To be done: Go over the listing below line by line and tally those containing "SPEED". Give only the tally.

Records for the exercise:
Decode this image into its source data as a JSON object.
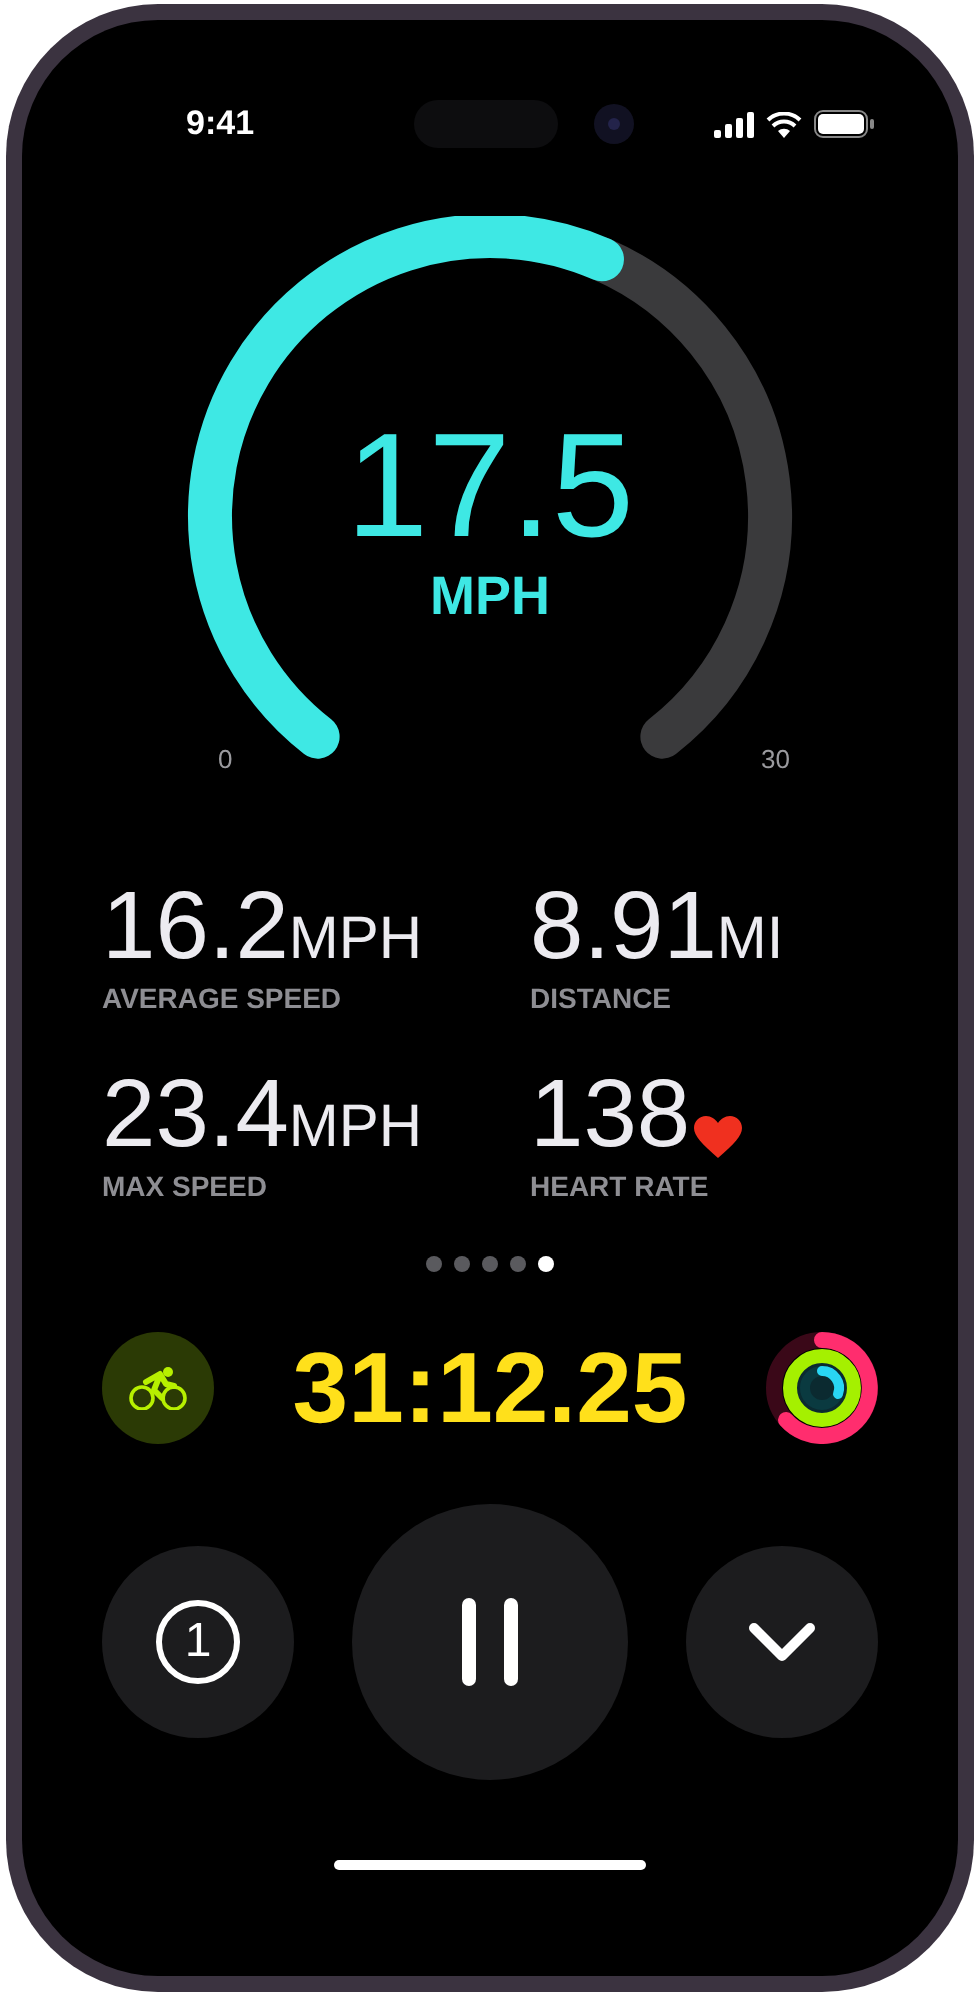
{
  "status_bar": {
    "time": "9:41"
  },
  "gauge": {
    "value": "17.5",
    "unit": "MPH",
    "min_label": "0",
    "max_label": "30"
  },
  "metrics": [
    {
      "kind": "unit",
      "value": "16.2",
      "unit": "MPH",
      "label": "AVERAGE SPEED"
    },
    {
      "kind": "unit",
      "value": "8.91",
      "unit": "MI",
      "label": "DISTANCE"
    },
    {
      "kind": "unit",
      "value": "23.4",
      "unit": "MPH",
      "label": "MAX SPEED"
    },
    {
      "kind": "heart",
      "value": "138",
      "label": "HEART RATE"
    }
  ],
  "page_dots": [
    {
      "selected": false
    },
    {
      "selected": false
    },
    {
      "selected": false
    },
    {
      "selected": false
    },
    {
      "selected": true
    }
  ],
  "timer": "31:12.25",
  "controls": {
    "segment_label": "1"
  }
}
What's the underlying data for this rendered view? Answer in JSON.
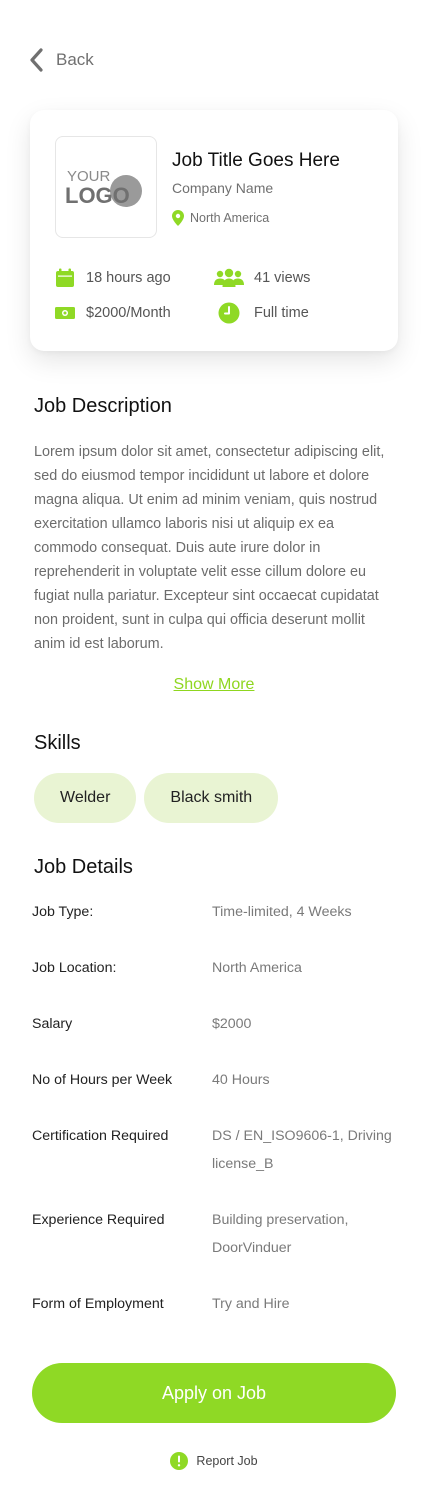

Result for this task: 2